## DATASET RECORDS
-- begin --

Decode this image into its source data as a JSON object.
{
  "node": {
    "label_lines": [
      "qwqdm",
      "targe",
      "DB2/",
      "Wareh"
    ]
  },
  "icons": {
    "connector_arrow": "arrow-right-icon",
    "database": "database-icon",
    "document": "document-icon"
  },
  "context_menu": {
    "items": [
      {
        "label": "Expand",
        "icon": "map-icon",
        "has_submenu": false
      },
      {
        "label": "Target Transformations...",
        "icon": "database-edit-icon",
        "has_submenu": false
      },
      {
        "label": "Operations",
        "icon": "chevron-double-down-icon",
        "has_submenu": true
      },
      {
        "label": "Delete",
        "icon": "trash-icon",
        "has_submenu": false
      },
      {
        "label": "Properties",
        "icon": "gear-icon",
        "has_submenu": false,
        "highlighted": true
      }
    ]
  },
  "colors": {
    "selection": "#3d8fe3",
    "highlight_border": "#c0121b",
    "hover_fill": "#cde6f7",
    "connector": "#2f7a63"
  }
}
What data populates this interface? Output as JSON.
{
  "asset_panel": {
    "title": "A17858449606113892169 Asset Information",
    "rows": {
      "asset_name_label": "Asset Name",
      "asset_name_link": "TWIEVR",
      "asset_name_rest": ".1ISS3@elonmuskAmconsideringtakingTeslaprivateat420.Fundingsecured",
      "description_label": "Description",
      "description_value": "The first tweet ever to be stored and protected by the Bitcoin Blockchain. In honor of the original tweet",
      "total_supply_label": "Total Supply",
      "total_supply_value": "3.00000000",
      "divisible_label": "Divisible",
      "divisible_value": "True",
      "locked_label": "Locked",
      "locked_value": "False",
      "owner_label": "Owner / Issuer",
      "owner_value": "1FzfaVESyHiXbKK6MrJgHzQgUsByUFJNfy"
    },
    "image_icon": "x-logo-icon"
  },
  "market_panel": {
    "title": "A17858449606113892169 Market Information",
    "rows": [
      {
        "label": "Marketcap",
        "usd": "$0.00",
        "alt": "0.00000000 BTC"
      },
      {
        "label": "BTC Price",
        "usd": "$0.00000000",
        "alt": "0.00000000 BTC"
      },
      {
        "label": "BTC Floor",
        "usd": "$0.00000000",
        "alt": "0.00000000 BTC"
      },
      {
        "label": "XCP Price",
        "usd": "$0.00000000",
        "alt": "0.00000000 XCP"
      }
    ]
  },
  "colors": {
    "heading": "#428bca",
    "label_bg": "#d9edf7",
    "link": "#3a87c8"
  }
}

-- end --
-- begin --

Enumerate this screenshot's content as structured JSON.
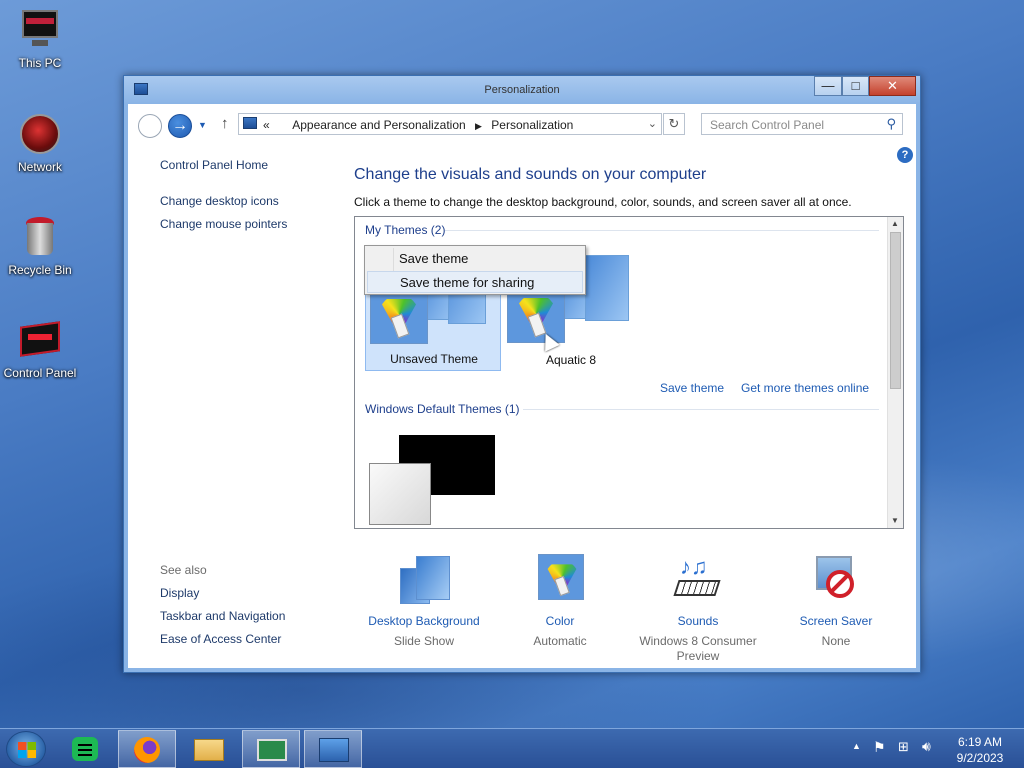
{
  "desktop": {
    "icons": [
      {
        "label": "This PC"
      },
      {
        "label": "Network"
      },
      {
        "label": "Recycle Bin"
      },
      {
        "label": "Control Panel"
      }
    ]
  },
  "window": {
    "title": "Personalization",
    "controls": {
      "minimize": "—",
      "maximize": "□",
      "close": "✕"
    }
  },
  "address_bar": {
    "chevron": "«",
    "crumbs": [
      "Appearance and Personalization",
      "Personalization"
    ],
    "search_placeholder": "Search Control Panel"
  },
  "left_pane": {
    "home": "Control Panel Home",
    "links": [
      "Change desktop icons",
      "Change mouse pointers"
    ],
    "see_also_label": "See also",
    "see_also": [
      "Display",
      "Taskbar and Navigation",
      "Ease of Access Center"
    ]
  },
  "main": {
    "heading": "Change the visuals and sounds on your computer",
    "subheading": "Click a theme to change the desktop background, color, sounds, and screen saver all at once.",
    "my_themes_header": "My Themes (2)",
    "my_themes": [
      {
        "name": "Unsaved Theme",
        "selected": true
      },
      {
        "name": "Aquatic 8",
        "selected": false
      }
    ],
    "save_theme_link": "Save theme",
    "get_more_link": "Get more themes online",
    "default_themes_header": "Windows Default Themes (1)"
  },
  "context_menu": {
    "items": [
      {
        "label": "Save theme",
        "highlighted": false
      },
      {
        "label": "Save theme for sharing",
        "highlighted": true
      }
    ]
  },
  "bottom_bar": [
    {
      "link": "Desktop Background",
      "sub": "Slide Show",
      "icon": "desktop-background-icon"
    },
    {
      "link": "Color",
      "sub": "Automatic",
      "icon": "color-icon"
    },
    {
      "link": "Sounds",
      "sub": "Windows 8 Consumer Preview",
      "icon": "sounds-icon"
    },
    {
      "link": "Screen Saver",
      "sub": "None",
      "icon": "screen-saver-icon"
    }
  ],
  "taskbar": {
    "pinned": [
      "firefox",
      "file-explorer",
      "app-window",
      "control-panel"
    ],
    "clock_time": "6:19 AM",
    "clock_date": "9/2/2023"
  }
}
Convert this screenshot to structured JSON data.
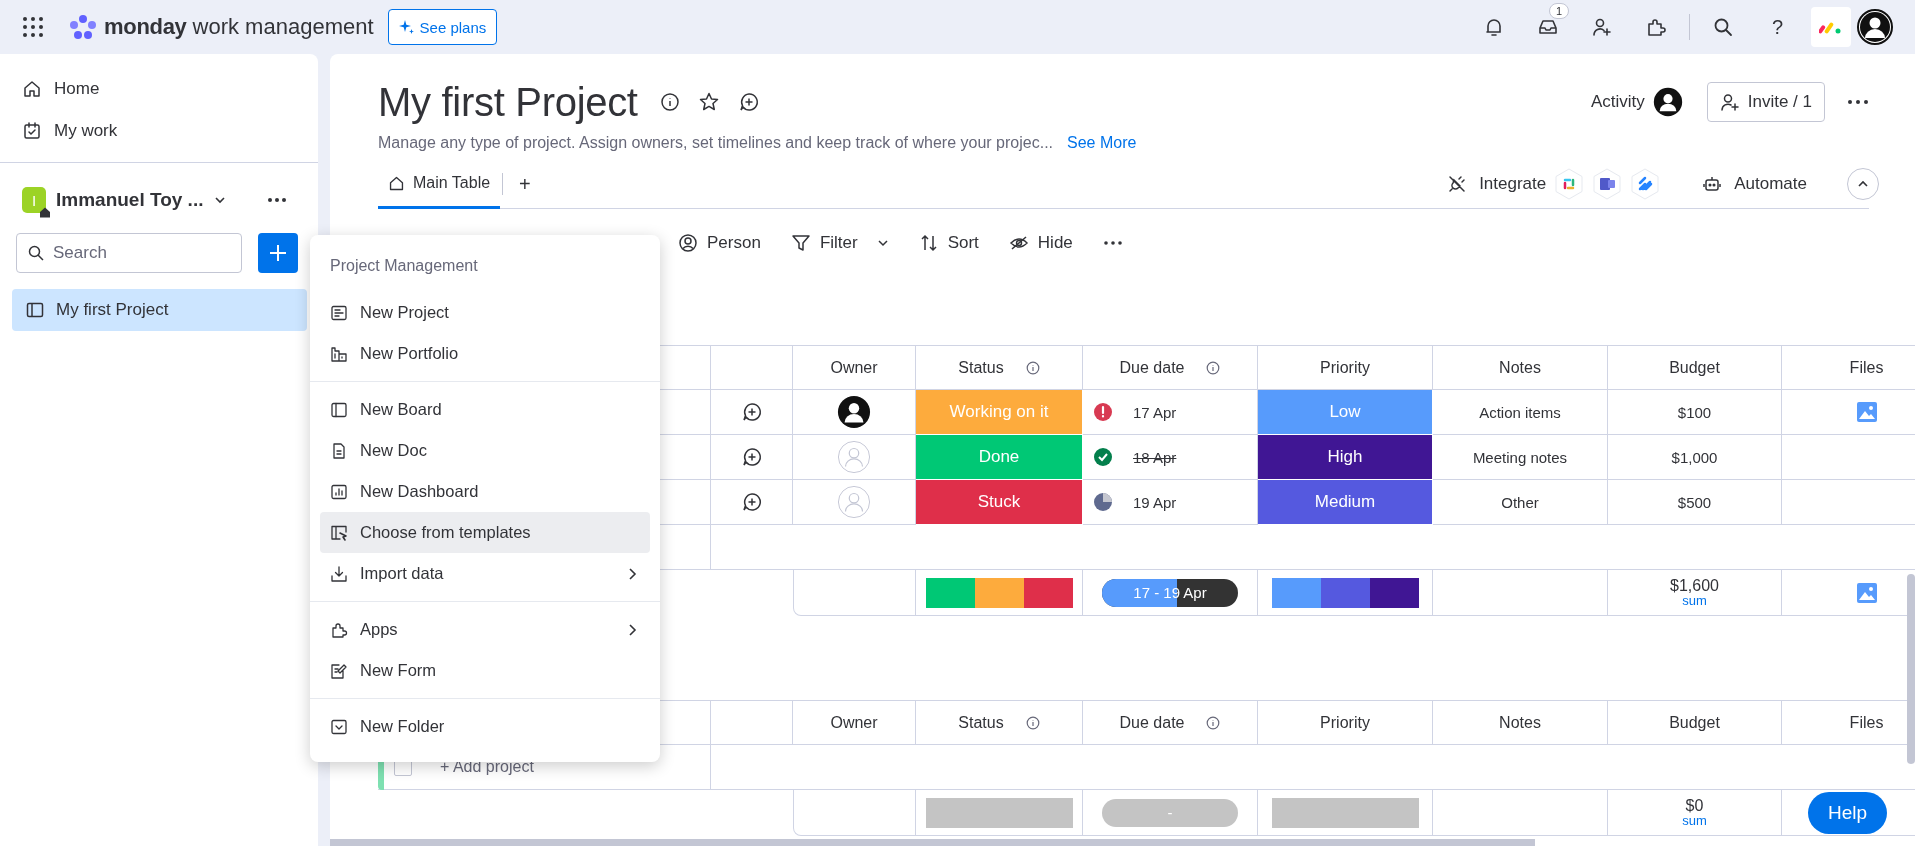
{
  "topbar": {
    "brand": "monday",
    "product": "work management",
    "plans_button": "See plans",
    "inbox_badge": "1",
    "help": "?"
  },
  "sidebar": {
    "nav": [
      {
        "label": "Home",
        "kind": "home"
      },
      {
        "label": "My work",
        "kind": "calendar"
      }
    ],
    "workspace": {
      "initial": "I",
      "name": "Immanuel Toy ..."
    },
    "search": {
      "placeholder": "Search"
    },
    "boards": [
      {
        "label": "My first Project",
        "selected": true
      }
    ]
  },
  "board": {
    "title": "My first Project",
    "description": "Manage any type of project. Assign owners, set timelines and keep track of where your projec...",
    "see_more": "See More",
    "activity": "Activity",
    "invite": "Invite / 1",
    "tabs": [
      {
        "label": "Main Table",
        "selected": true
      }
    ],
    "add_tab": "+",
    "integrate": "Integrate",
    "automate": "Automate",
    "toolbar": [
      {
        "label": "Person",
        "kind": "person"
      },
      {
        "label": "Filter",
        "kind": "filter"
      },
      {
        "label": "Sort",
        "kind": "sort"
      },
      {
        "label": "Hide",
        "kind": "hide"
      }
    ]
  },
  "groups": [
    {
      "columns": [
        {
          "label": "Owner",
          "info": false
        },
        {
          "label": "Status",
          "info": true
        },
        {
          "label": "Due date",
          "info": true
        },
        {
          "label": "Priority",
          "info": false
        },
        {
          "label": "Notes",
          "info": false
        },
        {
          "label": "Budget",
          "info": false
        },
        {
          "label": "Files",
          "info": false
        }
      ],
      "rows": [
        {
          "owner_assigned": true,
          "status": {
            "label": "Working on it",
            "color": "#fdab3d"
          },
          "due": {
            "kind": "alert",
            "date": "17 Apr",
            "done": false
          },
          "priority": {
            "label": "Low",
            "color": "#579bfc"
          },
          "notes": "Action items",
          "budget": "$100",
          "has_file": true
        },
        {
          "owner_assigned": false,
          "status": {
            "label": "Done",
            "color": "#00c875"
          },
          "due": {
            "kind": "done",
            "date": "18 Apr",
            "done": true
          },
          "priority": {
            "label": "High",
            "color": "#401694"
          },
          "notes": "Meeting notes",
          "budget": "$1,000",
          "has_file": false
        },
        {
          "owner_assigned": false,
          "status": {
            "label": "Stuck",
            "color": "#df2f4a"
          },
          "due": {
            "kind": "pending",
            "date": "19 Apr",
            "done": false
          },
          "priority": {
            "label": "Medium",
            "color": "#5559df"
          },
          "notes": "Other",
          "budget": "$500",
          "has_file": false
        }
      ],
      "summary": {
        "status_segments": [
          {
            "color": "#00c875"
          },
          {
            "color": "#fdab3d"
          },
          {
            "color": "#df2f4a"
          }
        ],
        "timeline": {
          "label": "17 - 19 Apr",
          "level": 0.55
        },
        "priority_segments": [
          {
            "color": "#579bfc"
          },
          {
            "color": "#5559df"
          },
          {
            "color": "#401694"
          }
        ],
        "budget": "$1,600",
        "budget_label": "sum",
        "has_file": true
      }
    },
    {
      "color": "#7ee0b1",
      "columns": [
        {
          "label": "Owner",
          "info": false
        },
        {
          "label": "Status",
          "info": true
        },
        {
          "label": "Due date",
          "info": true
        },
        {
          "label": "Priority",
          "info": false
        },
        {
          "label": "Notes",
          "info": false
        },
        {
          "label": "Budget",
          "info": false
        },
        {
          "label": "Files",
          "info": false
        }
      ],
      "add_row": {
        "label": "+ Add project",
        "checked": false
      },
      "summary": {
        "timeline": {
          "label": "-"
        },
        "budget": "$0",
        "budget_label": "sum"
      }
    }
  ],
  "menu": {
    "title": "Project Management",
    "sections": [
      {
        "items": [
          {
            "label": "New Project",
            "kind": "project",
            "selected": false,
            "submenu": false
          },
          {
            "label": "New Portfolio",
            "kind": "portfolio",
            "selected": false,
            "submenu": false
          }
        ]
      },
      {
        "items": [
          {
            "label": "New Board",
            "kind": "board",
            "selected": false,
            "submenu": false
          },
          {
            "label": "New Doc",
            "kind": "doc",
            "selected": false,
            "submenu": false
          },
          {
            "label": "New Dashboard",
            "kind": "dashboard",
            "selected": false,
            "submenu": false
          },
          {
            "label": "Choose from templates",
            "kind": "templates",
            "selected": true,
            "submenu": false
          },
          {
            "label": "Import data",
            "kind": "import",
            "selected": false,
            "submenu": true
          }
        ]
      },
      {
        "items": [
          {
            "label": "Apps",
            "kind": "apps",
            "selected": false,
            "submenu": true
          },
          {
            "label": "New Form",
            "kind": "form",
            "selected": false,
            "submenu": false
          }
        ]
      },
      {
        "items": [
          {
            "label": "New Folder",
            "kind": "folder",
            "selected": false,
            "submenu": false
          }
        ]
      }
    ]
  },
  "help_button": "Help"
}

-- end --

## THE TASK
Go over the records above and tally each line that includes "chevron". Give the total by itself.

## ANSWER FOR THE TASK
2